▸ **Directive**
Would you copy out the whole listing exactly as given?

▸ **Source material**
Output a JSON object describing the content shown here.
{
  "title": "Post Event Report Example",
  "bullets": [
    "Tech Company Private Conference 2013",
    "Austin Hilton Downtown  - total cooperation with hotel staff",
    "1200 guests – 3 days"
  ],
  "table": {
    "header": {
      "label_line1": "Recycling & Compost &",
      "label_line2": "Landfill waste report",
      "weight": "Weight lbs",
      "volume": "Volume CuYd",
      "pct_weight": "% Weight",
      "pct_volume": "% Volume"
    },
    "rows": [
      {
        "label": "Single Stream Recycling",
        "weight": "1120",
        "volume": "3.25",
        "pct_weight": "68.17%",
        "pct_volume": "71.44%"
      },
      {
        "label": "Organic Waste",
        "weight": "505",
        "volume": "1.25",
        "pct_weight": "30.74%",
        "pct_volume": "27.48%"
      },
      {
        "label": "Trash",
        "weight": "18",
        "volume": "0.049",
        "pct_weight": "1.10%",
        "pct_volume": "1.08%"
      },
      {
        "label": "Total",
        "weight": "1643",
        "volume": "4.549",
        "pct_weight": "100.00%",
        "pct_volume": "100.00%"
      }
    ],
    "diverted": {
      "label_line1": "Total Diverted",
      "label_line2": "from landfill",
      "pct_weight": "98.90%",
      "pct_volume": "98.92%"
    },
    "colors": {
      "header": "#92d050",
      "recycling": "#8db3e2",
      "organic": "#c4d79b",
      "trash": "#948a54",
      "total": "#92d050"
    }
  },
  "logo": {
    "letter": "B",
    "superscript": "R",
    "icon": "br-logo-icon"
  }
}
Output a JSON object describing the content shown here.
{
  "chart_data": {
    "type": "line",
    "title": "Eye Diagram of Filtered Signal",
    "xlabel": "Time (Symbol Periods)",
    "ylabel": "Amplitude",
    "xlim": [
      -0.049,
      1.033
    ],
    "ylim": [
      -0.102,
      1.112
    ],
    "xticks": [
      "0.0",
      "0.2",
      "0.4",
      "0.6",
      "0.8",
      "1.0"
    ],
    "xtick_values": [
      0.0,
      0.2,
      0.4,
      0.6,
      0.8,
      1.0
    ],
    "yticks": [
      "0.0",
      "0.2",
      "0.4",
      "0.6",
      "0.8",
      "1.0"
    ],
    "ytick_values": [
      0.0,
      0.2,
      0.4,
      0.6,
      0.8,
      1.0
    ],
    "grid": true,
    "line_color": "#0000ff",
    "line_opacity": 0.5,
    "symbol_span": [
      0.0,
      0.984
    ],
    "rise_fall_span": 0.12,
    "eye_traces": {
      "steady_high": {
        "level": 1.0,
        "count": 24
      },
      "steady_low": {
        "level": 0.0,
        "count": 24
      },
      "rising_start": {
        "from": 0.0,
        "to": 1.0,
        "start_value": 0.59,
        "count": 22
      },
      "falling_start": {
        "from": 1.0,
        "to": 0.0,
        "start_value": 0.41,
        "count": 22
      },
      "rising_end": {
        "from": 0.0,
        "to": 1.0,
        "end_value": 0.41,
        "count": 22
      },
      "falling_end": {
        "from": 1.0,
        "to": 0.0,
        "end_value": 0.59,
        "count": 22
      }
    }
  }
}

▸ **Solution**
Output a JSON object describing the content shown here.
{
  "title": "Post Event Report Example",
  "bullets": [
    "Tech Company Private Conference 2013",
    "Austin Hilton Downtown  - total cooperation with hotel staff",
    "1200 guests – 3 days"
  ],
  "table": {
    "header": {
      "label_line1": "Recycling & Compost &",
      "label_line2": "Landfill waste report",
      "weight": "Weight lbs",
      "volume": "Volume CuYd",
      "pct_weight": "% Weight",
      "pct_volume": "% Volume"
    },
    "rows": [
      {
        "label": "Single Stream Recycling",
        "weight": "1120",
        "volume": "3.25",
        "pct_weight": "68.17%",
        "pct_volume": "71.44%"
      },
      {
        "label": "Organic Waste",
        "weight": "505",
        "volume": "1.25",
        "pct_weight": "30.74%",
        "pct_volume": "27.48%"
      },
      {
        "label": "Trash",
        "weight": "18",
        "volume": "0.049",
        "pct_weight": "1.10%",
        "pct_volume": "1.08%"
      },
      {
        "label": "Total",
        "weight": "1643",
        "volume": "4.549",
        "pct_weight": "100.00%",
        "pct_volume": "100.00%"
      }
    ],
    "diverted": {
      "label_line1": "Total Diverted",
      "label_line2": "from landfill",
      "pct_weight": "98.90%",
      "pct_volume": "98.92%"
    },
    "colors": {
      "header": "#92d050",
      "recycling": "#8db3e2",
      "organic": "#c4d79b",
      "trash": "#948a54",
      "total": "#92d050"
    }
  },
  "logo": {
    "letter": "B",
    "superscript": "R",
    "icon": "br-logo-icon"
  }
}
Output a JSON object describing the content shown here.
{
  "chart_data": {
    "type": "line",
    "title": "Eye Diagram of Filtered Signal",
    "xlabel": "Time (Symbol Periods)",
    "ylabel": "Amplitude",
    "xlim": [
      -0.049,
      1.033
    ],
    "ylim": [
      -0.102,
      1.112
    ],
    "xticks": [
      "0.0",
      "0.2",
      "0.4",
      "0.6",
      "0.8",
      "1.0"
    ],
    "xtick_values": [
      0.0,
      0.2,
      0.4,
      0.6,
      0.8,
      1.0
    ],
    "yticks": [
      "0.0",
      "0.2",
      "0.4",
      "0.6",
      "0.8",
      "1.0"
    ],
    "ytick_values": [
      0.0,
      0.2,
      0.4,
      0.6,
      0.8,
      1.0
    ],
    "grid": true,
    "line_color": "#0000ff",
    "line_opacity": 0.5,
    "symbol_span": [
      0.0,
      0.984
    ],
    "rise_fall_span": 0.12,
    "eye_traces": {
      "steady_high": {
        "level": 1.0,
        "count": 24
      },
      "steady_low": {
        "level": 0.0,
        "count": 24
      },
      "rising_start": {
        "from": 0.0,
        "to": 1.0,
        "start_value": 0.59,
        "count": 22
      },
      "falling_start": {
        "from": 1.0,
        "to": 0.0,
        "start_value": 0.41,
        "count": 22
      },
      "rising_end": {
        "from": 0.0,
        "to": 1.0,
        "end_value": 0.41,
        "count": 22
      },
      "falling_end": {
        "from": 1.0,
        "to": 0.0,
        "end_value": 0.59,
        "count": 22
      }
    }
  }
}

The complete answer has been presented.